■ Brano da leggere
§ §
Gli interni delle baracche cominciarono a risuonare di gravi ed accesi discorsi, alle volte di aspri litigi.
I giovani erano tutti per l’abbandono di Frattura:
« Andiamo a Scanno, andiamo a Villalago, li il paese è bello e fatto, le strade ci sono, ci sono le botteghe ».
(Qualcuno dei più intraprendenti pensava forse che d’estate ci sono anche i villeggianti. )
Ma i vecchi erano irremovibili:
« Le terre che lavoriamo sono sulla montagna, noi dobbiamo abitare vicino alle nostre terre ».
Dicevano i giovani: « Faremo un poco più di strada, ma abiteremo da cristiani, non sulla montagna come i lupi ».
« Ci siamo nati e ci vogliamo morire », rispondevano i vecchi.
Scanno e anche Villalago, nella loro aggraziata piccolezza, dovevano apparire luoghi di delizie o luoghi di perdizione alle menti dei fratturesi, a seconda da chi erano pensati, e si continuò a discutere e a battagliare.
Rimanere sui monti
Alla fine vinsero i vecchi, vinse in realtà la terra che tiene legati gli uomini che la coltivano che l’amano e di essa vivono.
O generosa pazienza del Genio Civile! Ha dovuto cominciare col costruire la strada che conduce a Frattura Nuova di cui ci sono già otto case e la scuola.
§ §
■ Dati forniti
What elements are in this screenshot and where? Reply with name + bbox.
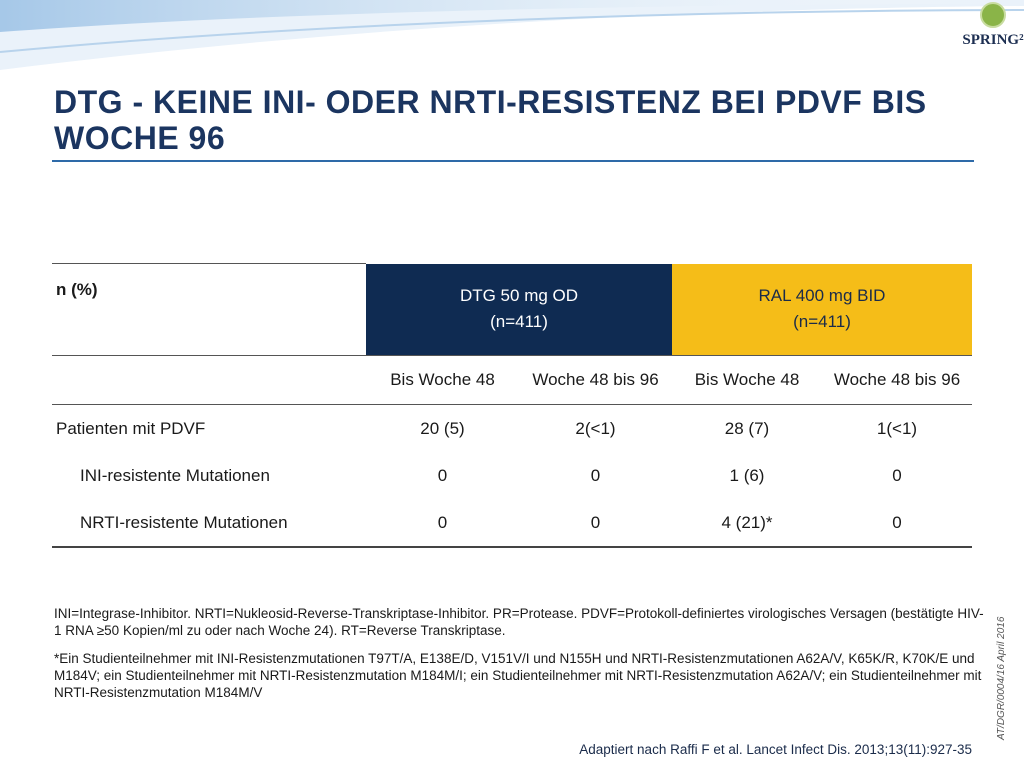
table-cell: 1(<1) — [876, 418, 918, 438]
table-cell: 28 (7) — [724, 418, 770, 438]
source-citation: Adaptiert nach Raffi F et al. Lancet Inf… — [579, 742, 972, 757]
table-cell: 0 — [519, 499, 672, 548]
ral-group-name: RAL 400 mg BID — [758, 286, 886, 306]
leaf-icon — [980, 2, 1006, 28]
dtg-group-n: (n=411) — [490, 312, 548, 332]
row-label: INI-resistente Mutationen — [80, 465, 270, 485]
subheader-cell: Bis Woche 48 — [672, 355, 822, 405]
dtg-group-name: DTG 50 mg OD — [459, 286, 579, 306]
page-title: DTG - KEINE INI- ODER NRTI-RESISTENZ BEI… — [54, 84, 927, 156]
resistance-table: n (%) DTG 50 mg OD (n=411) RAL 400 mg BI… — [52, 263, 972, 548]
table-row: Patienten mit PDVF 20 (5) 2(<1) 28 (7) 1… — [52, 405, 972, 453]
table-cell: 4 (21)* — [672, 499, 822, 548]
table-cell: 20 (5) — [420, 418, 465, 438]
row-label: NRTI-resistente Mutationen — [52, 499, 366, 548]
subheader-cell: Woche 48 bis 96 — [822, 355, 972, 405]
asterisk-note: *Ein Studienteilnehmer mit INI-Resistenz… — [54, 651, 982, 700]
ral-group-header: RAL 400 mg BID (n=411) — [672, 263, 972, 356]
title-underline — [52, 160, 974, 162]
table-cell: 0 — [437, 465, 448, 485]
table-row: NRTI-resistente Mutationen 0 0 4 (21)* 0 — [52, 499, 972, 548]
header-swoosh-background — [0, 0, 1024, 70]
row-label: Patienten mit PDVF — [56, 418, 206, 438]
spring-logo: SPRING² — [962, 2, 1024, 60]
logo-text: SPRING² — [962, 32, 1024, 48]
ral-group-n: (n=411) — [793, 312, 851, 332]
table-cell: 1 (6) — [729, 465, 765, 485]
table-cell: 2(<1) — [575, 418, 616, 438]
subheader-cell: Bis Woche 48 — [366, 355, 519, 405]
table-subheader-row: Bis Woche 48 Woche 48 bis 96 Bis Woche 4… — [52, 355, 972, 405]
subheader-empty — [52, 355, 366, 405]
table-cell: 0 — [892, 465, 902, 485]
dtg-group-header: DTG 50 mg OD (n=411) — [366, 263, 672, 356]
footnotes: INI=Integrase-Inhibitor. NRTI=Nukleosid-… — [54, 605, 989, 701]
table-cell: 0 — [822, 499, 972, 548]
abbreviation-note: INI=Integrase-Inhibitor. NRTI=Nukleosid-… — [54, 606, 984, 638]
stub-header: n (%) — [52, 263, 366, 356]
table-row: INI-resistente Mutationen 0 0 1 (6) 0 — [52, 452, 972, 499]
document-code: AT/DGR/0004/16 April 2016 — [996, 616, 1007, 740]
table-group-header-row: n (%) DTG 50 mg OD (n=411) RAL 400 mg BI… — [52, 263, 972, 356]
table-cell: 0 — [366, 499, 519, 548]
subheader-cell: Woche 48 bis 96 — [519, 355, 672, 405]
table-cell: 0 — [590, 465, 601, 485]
§ §
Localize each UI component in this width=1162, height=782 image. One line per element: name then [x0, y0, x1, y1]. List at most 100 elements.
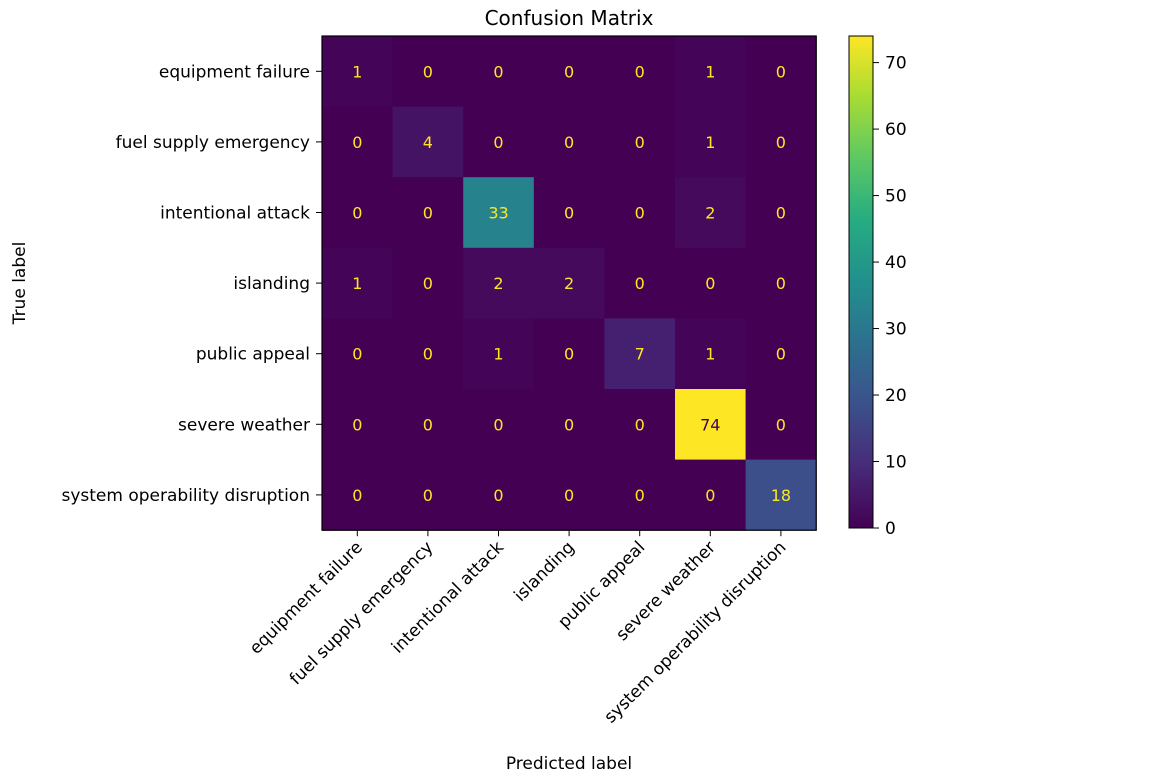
§ §
■ Cosa fare
Scrivi il seguito del brano su Frattura, riprendendo subito dopo la sua ultima frase. Le voci provengono da una fonte diversa.

■ Risposta
Una strada che non finisce mai di salire per pendii e giravolte, scoprendo sempre più vasto orizzonte, lasciando sempre più in basso e più avvolto di verde e d’azzurro, Scanno col suo lago, e Villalago che, tirata in disparte, sembra voglia nascondersi, facendosi piccina tra gli alberi: sale fin quasi a raggiungere la vetta di monte Genzana che non promette nè boschi, nè acque e non vigne e non frutteti, ma solo terreni da coltivare a grano: pane dei fratturesi.
Quelli rimasti nelle baracche, sotto l’incubo delle nere ombre del paese abbandonato, aspettano che sia finita una nuova casa, per correre ad abitarla, e quelli che già vi abitano aspettano di veder giungere gli amici e i parenti ancora lontani.
Il Genio Civile, sempre più imbarazzato di sentirsi al centro di questo dramma familiare, sembra impaziente di veder finalmente riunite queste centinaia di fratturesi, e sollecita più che può i lavori, e abbozza le vie, pur che ci sieno, e una piazza pur che ci sia. Chè l’ingegnere direttore dei lavori, quando capita quassù, è circondato dagli abitanti di tutte le otto case, con le donne i vecchi e i bambini, ed è fatto segno alle più svariate sollecitazioni, come fosse non il capo-ufficio, ma il capo della famiglia.
I vecchi seduti sul muro, che cinge lo spazio che un giorno sarà la piazza di Frattura Nuova, ora guardano il paesaggio rassicurati e tranquilli.
È stato risparmiato loro il dolore, e forse anche l’umiliazione, di non potere più guardare Scanno e Villalago dall’alto, e vederli piccoli e lontani.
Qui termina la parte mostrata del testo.